### Exercise description
Do not carry the pictures over; copy every other part of the entries exactly.

Data items
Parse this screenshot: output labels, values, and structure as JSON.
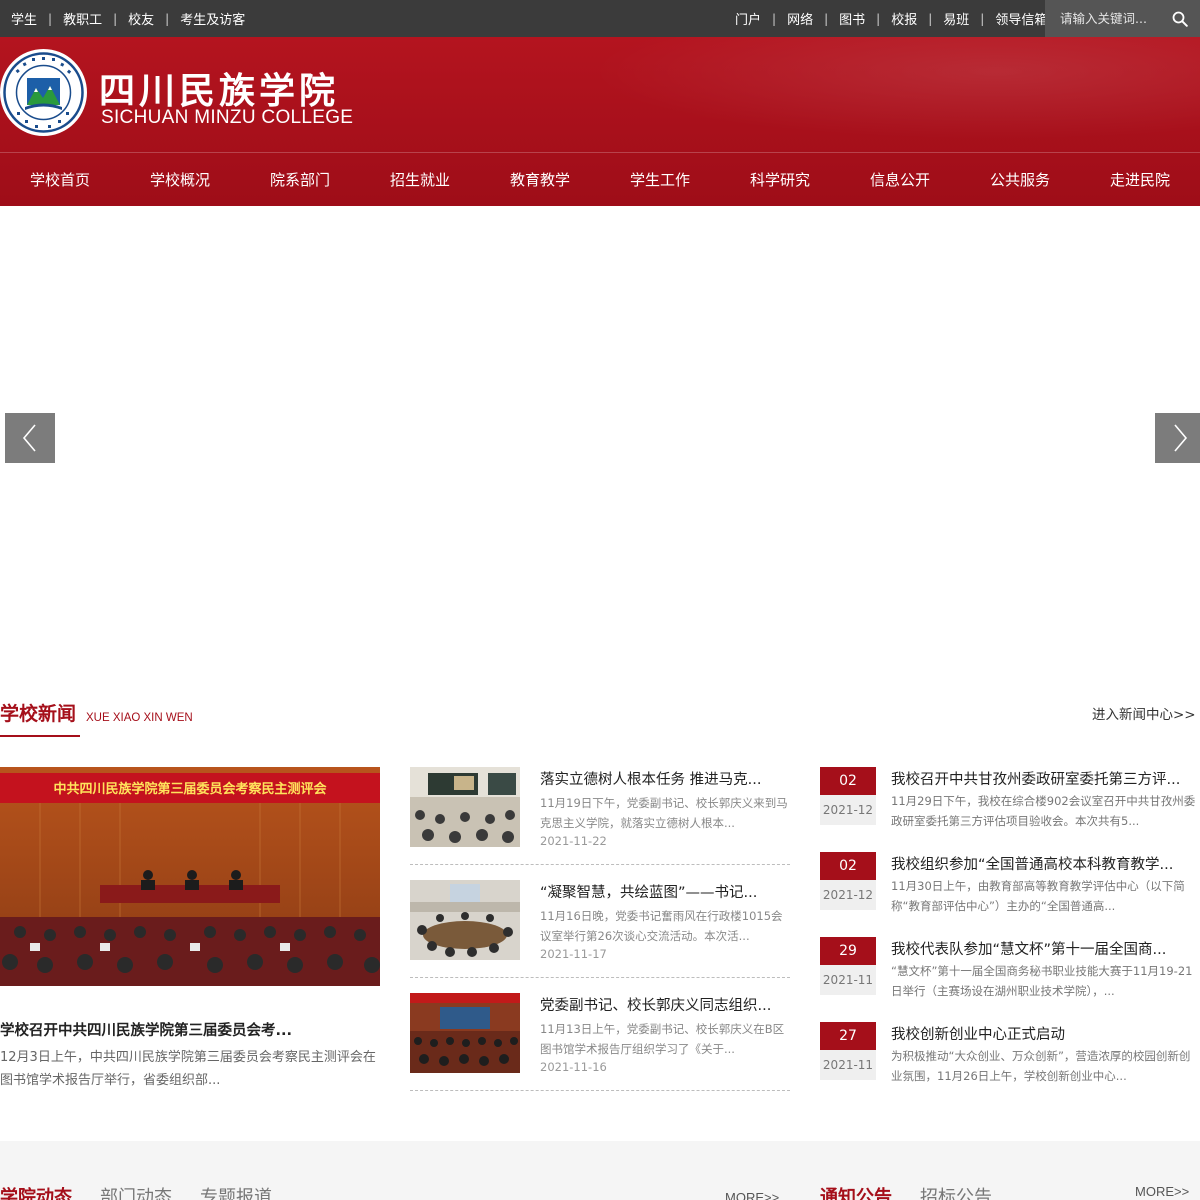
{
  "topbar": {
    "left_links": [
      "学生",
      "教职工",
      "校友",
      "考生及访客"
    ],
    "right_links": [
      "门户",
      "网络",
      "图书",
      "校报",
      "易班",
      "领导信箱"
    ],
    "separator": "|",
    "search_placeholder": "请输入关键词..."
  },
  "header": {
    "title": "四川民族学院",
    "subtitle": "SICHUAN MINZU COLLEGE",
    "brand_color": "#a8101b"
  },
  "nav": [
    "学校首页",
    "学校概况",
    "院系部门",
    "招生就业",
    "教育教学",
    "学生工作",
    "科学研究",
    "信息公开",
    "公共服务",
    "走进民院"
  ],
  "banner": {
    "prev_icon": "chevron-left-icon",
    "next_icon": "chevron-right-icon"
  },
  "news": {
    "title": "学校新闻",
    "subtitle": "XUE XIAO XIN WEN",
    "more": "进入新闻中心>>",
    "feature": {
      "image_caption": "中共四川民族学院第三届委员会考察民主测评会",
      "title": "学校召开中共四川民族学院第三届委员会考...",
      "desc": "12月3日上午，中共四川民族学院第三届委员会考察民主测评会在图书馆学术报告厅举行，省委组织部..."
    },
    "middle": [
      {
        "title": "落实立德树人根本任务 推进马克...",
        "desc": "11月19日下午，党委副书记、校长郭庆义来到马克思主义学院，就落实立德树人根本...",
        "date": "2021-11-22"
      },
      {
        "title": "“凝聚智慧，共绘蓝图”——书记...",
        "desc": "11月16日晚，党委书记奮雨风在行政楼1015会议室举行第26次谈心交流活动。本次活...",
        "date": "2021-11-17"
      },
      {
        "title": "党委副书记、校长郭庆义同志组织...",
        "desc": "11月13日上午，党委副书记、校长郭庆义在B区图书馆学术报告厅组织学习了《关于...",
        "date": "2021-11-16"
      }
    ],
    "right": [
      {
        "day": "02",
        "ym": "2021-12",
        "title": "我校召开中共甘孜州委政研室委托第三方评...",
        "desc": "11月29日下午，我校在综合楼902会议室召开中共甘孜州委政研室委托第三方评估项目验收会。本次共有5..."
      },
      {
        "day": "02",
        "ym": "2021-12",
        "title": "我校组织参加“全国普通高校本科教育教学...",
        "desc": "11月30日上午，由教育部高等教育教学评估中心（以下简称“教育部评估中心”）主办的“全国普通高..."
      },
      {
        "day": "29",
        "ym": "2021-11",
        "title": "我校代表队参加“慧文杯”第十一届全国商...",
        "desc": "“慧文杯”第十一届全国商务秘书职业技能大赛于11月19-21日举行（主赛场设在湖州职业技术学院），..."
      },
      {
        "day": "27",
        "ym": "2021-11",
        "title": "我校创新创业中心正式启动",
        "desc": "为积极推动“大众创业、万众创新”，营造浓厚的校园创新创业氛围，11月26日上午，学校创新创业中心..."
      }
    ]
  },
  "bottom": {
    "left_tabs": [
      "学院动态",
      "部门动态",
      "专题报道"
    ],
    "left_more": "MORE>>",
    "right_tabs": [
      "通知公告",
      "招标公告"
    ],
    "right_more": "MORE>>"
  }
}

### Answer to the problem
Parse this screenshot: output labels, values, and structure as JSON.
{
  "topbar": {
    "left_links": [
      "学生",
      "教职工",
      "校友",
      "考生及访客"
    ],
    "right_links": [
      "门户",
      "网络",
      "图书",
      "校报",
      "易班",
      "领导信箱"
    ],
    "separator": "|",
    "search_placeholder": "请输入关键词..."
  },
  "header": {
    "title": "四川民族学院",
    "subtitle": "SICHUAN MINZU COLLEGE",
    "brand_color": "#a8101b"
  },
  "nav": [
    "学校首页",
    "学校概况",
    "院系部门",
    "招生就业",
    "教育教学",
    "学生工作",
    "科学研究",
    "信息公开",
    "公共服务",
    "走进民院"
  ],
  "banner": {
    "prev_icon": "chevron-left-icon",
    "next_icon": "chevron-right-icon"
  },
  "news": {
    "title": "学校新闻",
    "subtitle": "XUE XIAO XIN WEN",
    "more": "进入新闻中心>>",
    "feature": {
      "image_caption": "中共四川民族学院第三届委员会考察民主测评会",
      "title": "学校召开中共四川民族学院第三届委员会考...",
      "desc": "12月3日上午，中共四川民族学院第三届委员会考察民主测评会在图书馆学术报告厅举行，省委组织部..."
    },
    "middle": [
      {
        "title": "落实立德树人根本任务 推进马克...",
        "desc": "11月19日下午，党委副书记、校长郭庆义来到马克思主义学院，就落实立德树人根本...",
        "date": "2021-11-22"
      },
      {
        "title": "“凝聚智慧，共绘蓝图”——书记...",
        "desc": "11月16日晚，党委书记奮雨风在行政楼1015会议室举行第26次谈心交流活动。本次活...",
        "date": "2021-11-17"
      },
      {
        "title": "党委副书记、校长郭庆义同志组织...",
        "desc": "11月13日上午，党委副书记、校长郭庆义在B区图书馆学术报告厅组织学习了《关于...",
        "date": "2021-11-16"
      }
    ],
    "right": [
      {
        "day": "02",
        "ym": "2021-12",
        "title": "我校召开中共甘孜州委政研室委托第三方评...",
        "desc": "11月29日下午，我校在综合楼902会议室召开中共甘孜州委政研室委托第三方评估项目验收会。本次共有5..."
      },
      {
        "day": "02",
        "ym": "2021-12",
        "title": "我校组织参加“全国普通高校本科教育教学...",
        "desc": "11月30日上午，由教育部高等教育教学评估中心（以下简称“教育部评估中心”）主办的“全国普通高..."
      },
      {
        "day": "29",
        "ym": "2021-11",
        "title": "我校代表队参加“慧文杯”第十一届全国商...",
        "desc": "“慧文杯”第十一届全国商务秘书职业技能大赛于11月19-21日举行（主赛场设在湖州职业技术学院），..."
      },
      {
        "day": "27",
        "ym": "2021-11",
        "title": "我校创新创业中心正式启动",
        "desc": "为积极推动“大众创业、万众创新”，营造浓厚的校园创新创业氛围，11月26日上午，学校创新创业中心..."
      }
    ]
  },
  "bottom": {
    "left_tabs": [
      "学院动态",
      "部门动态",
      "专题报道"
    ],
    "left_more": "MORE>>",
    "right_tabs": [
      "通知公告",
      "招标公告"
    ],
    "right_more": "MORE>>"
  }
}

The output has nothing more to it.